Requirement>
Copy out every line of the items below with no changes.

Recorded data>
# # # # # # #
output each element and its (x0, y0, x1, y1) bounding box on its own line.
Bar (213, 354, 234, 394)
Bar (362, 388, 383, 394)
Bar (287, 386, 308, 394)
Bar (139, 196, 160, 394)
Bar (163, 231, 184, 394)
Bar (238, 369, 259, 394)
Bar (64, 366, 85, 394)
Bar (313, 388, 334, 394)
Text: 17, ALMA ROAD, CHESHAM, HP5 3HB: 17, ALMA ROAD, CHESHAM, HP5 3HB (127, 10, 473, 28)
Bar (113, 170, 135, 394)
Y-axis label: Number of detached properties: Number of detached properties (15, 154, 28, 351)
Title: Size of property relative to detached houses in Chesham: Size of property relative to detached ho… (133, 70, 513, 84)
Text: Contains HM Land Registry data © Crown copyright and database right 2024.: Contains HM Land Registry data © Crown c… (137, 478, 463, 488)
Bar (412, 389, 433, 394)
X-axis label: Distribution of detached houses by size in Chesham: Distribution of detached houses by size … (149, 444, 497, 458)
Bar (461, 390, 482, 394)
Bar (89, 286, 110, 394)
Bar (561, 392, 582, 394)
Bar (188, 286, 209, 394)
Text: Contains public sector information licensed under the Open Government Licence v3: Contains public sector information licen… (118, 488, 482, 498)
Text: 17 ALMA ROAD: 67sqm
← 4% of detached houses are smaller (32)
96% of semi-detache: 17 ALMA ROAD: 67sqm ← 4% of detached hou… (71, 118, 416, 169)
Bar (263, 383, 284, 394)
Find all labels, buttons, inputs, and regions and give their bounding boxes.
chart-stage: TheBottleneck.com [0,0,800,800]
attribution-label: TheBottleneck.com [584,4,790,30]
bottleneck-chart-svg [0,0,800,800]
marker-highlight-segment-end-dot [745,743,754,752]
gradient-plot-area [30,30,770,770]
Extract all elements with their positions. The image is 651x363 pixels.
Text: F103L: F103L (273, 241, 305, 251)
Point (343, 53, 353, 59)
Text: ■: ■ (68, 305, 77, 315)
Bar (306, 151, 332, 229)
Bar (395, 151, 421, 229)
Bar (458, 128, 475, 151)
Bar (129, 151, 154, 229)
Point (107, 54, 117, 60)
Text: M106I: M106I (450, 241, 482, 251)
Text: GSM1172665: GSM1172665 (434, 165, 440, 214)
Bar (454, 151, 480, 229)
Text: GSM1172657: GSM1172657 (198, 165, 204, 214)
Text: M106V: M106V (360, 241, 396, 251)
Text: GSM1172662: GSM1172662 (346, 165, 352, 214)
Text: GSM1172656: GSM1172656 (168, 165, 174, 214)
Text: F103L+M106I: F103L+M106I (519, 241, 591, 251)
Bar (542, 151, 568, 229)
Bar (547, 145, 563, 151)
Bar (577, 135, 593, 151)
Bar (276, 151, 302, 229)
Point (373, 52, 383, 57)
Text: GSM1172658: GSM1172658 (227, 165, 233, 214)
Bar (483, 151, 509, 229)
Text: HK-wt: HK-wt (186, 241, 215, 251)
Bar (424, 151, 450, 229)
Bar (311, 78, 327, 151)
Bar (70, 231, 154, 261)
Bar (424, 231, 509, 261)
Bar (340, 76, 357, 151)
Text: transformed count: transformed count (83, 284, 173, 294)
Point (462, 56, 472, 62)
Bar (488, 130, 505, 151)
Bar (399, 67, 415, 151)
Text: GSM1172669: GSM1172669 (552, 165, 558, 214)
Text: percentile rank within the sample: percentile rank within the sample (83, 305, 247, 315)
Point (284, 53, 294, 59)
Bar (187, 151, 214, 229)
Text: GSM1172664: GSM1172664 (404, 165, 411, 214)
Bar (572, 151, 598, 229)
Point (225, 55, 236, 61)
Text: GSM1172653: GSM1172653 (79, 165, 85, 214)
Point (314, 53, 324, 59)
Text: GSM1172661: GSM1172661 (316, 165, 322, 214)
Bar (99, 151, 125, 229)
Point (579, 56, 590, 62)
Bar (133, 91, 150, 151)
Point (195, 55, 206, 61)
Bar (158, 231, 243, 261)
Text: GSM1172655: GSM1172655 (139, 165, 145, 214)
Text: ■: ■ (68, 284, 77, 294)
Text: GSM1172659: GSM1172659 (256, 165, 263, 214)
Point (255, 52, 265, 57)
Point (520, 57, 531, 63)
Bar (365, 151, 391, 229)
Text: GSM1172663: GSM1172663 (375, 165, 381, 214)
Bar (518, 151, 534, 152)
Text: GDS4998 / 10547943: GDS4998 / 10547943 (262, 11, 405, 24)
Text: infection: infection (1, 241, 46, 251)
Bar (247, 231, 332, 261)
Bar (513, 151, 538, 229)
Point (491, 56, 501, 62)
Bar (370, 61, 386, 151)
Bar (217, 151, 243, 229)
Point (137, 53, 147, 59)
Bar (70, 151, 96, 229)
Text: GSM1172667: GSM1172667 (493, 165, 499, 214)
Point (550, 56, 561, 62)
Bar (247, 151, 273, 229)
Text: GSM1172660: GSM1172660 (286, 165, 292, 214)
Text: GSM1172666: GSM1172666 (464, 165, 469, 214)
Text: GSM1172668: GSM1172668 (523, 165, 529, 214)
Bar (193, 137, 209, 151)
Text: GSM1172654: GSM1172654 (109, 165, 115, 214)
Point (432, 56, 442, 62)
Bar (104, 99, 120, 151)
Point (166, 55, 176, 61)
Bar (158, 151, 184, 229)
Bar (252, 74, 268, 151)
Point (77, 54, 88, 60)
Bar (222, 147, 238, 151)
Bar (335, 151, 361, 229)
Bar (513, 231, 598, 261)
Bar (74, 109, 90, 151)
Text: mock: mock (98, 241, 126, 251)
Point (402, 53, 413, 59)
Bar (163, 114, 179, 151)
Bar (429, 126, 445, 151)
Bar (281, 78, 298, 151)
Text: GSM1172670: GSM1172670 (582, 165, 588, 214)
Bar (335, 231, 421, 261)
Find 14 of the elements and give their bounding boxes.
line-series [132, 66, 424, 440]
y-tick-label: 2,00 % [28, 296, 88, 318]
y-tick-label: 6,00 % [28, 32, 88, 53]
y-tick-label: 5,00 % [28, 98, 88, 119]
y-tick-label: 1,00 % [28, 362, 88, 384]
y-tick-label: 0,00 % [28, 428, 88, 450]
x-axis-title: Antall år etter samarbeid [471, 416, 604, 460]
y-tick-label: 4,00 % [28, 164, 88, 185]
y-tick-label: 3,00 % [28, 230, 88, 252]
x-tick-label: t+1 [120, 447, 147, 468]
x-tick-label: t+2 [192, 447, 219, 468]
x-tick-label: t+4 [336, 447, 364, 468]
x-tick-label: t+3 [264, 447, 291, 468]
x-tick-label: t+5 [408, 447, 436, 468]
# # # # # # #
Result of this task>
output each element and its (x0, y0, x1, y1) bounding box on its own line.
Bar (213, 354, 234, 394)
Bar (362, 388, 383, 394)
Bar (287, 386, 308, 394)
Bar (139, 196, 160, 394)
Bar (163, 231, 184, 394)
Bar (238, 369, 259, 394)
Bar (64, 366, 85, 394)
Bar (313, 388, 334, 394)
Text: 17, ALMA ROAD, CHESHAM, HP5 3HB: 17, ALMA ROAD, CHESHAM, HP5 3HB (127, 10, 473, 28)
Bar (113, 170, 135, 394)
Y-axis label: Number of detached properties: Number of detached properties (15, 154, 28, 351)
Title: Size of property relative to detached houses in Chesham: Size of property relative to detached ho… (133, 70, 513, 84)
Text: Contains HM Land Registry data © Crown copyright and database right 2024.: Contains HM Land Registry data © Crown c… (137, 478, 463, 488)
Bar (412, 389, 433, 394)
X-axis label: Distribution of detached houses by size in Chesham: Distribution of detached houses by size … (149, 444, 497, 458)
Bar (461, 390, 482, 394)
Bar (89, 286, 110, 394)
Bar (561, 392, 582, 394)
Bar (188, 286, 209, 394)
Text: Contains public sector information licensed under the Open Government Licence v3: Contains public sector information licen… (118, 488, 482, 498)
Text: 17 ALMA ROAD: 67sqm
← 4% of detached houses are smaller (32)
96% of semi-detache: 17 ALMA ROAD: 67sqm ← 4% of detached hou… (71, 118, 416, 169)
Bar (263, 383, 284, 394)
Find all labels, buttons, inputs, and regions and give their bounding boxes.
chart-stage: TheBottleneck.com [0,0,800,800]
attribution-label: TheBottleneck.com [584,4,790,30]
bottleneck-chart-svg [0,0,800,800]
marker-highlight-segment-end-dot [745,743,754,752]
gradient-plot-area [30,30,770,770]
Extract all elements with their positions. The image is 651x363 pixels.
Text: F103L: F103L (273, 241, 305, 251)
Point (343, 53, 353, 59)
Text: ■: ■ (68, 305, 77, 315)
Bar (306, 151, 332, 229)
Bar (395, 151, 421, 229)
Bar (458, 128, 475, 151)
Bar (129, 151, 154, 229)
Point (107, 54, 117, 60)
Text: M106I: M106I (450, 241, 482, 251)
Text: GSM1172665: GSM1172665 (434, 165, 440, 214)
Bar (454, 151, 480, 229)
Text: GSM1172657: GSM1172657 (198, 165, 204, 214)
Text: M106V: M106V (360, 241, 396, 251)
Text: GSM1172662: GSM1172662 (346, 165, 352, 214)
Text: GSM1172656: GSM1172656 (168, 165, 174, 214)
Text: F103L+M106I: F103L+M106I (519, 241, 591, 251)
Bar (542, 151, 568, 229)
Bar (547, 145, 563, 151)
Bar (577, 135, 593, 151)
Bar (276, 151, 302, 229)
Point (373, 52, 383, 57)
Text: GSM1172658: GSM1172658 (227, 165, 233, 214)
Bar (483, 151, 509, 229)
Text: HK-wt: HK-wt (186, 241, 215, 251)
Bar (424, 151, 450, 229)
Bar (311, 78, 327, 151)
Bar (70, 231, 154, 261)
Bar (424, 231, 509, 261)
Bar (340, 76, 357, 151)
Text: transformed count: transformed count (83, 284, 173, 294)
Point (462, 56, 472, 62)
Bar (488, 130, 505, 151)
Bar (399, 67, 415, 151)
Text: GSM1172669: GSM1172669 (552, 165, 558, 214)
Text: percentile rank within the sample: percentile rank within the sample (83, 305, 247, 315)
Point (284, 53, 294, 59)
Bar (187, 151, 214, 229)
Text: GSM1172664: GSM1172664 (404, 165, 411, 214)
Bar (572, 151, 598, 229)
Point (225, 55, 236, 61)
Text: GSM1172653: GSM1172653 (79, 165, 85, 214)
Point (314, 53, 324, 59)
Text: GSM1172661: GSM1172661 (316, 165, 322, 214)
Bar (99, 151, 125, 229)
Point (579, 56, 590, 62)
Bar (133, 91, 150, 151)
Point (195, 55, 206, 61)
Bar (158, 231, 243, 261)
Text: GSM1172655: GSM1172655 (139, 165, 145, 214)
Text: ■: ■ (68, 284, 77, 294)
Text: GSM1172659: GSM1172659 (256, 165, 263, 214)
Point (255, 52, 265, 57)
Point (520, 57, 531, 63)
Bar (365, 151, 391, 229)
Text: GSM1172663: GSM1172663 (375, 165, 381, 214)
Bar (518, 151, 534, 152)
Text: GDS4998 / 10547943: GDS4998 / 10547943 (262, 11, 405, 24)
Text: infection: infection (1, 241, 46, 251)
Bar (247, 231, 332, 261)
Bar (513, 151, 538, 229)
Point (491, 56, 501, 62)
Bar (370, 61, 386, 151)
Bar (217, 151, 243, 229)
Point (137, 53, 147, 59)
Bar (70, 151, 96, 229)
Text: GSM1172667: GSM1172667 (493, 165, 499, 214)
Point (550, 56, 561, 62)
Bar (247, 151, 273, 229)
Text: GSM1172660: GSM1172660 (286, 165, 292, 214)
Text: GSM1172666: GSM1172666 (464, 165, 469, 214)
Text: GSM1172668: GSM1172668 (523, 165, 529, 214)
Bar (193, 137, 209, 151)
Text: GSM1172654: GSM1172654 (109, 165, 115, 214)
Point (432, 56, 442, 62)
Bar (104, 99, 120, 151)
Point (166, 55, 176, 61)
Bar (158, 151, 184, 229)
Bar (252, 74, 268, 151)
Point (77, 54, 88, 60)
Bar (222, 147, 238, 151)
Bar (335, 151, 361, 229)
Bar (513, 231, 598, 261)
Bar (74, 109, 90, 151)
Text: mock: mock (98, 241, 126, 251)
Point (402, 53, 413, 59)
Bar (163, 114, 179, 151)
Bar (429, 126, 445, 151)
Bar (281, 78, 298, 151)
Text: GSM1172670: GSM1172670 (582, 165, 588, 214)
Bar (335, 231, 421, 261)
Find 14 of the elements and give their bounding boxes.
line-series [132, 66, 424, 440]
y-tick-label: 2,00 % [28, 296, 88, 318]
y-tick-label: 6,00 % [28, 32, 88, 53]
y-tick-label: 5,00 % [28, 98, 88, 119]
y-tick-label: 1,00 % [28, 362, 88, 384]
y-tick-label: 0,00 % [28, 428, 88, 450]
x-axis-title: Antall år etter samarbeid [471, 416, 604, 460]
y-tick-label: 4,00 % [28, 164, 88, 185]
y-tick-label: 3,00 % [28, 230, 88, 252]
x-tick-label: t+1 [120, 447, 147, 468]
x-tick-label: t+2 [192, 447, 219, 468]
x-tick-label: t+4 [336, 447, 364, 468]
x-tick-label: t+3 [264, 447, 291, 468]
x-tick-label: t+5 [408, 447, 436, 468]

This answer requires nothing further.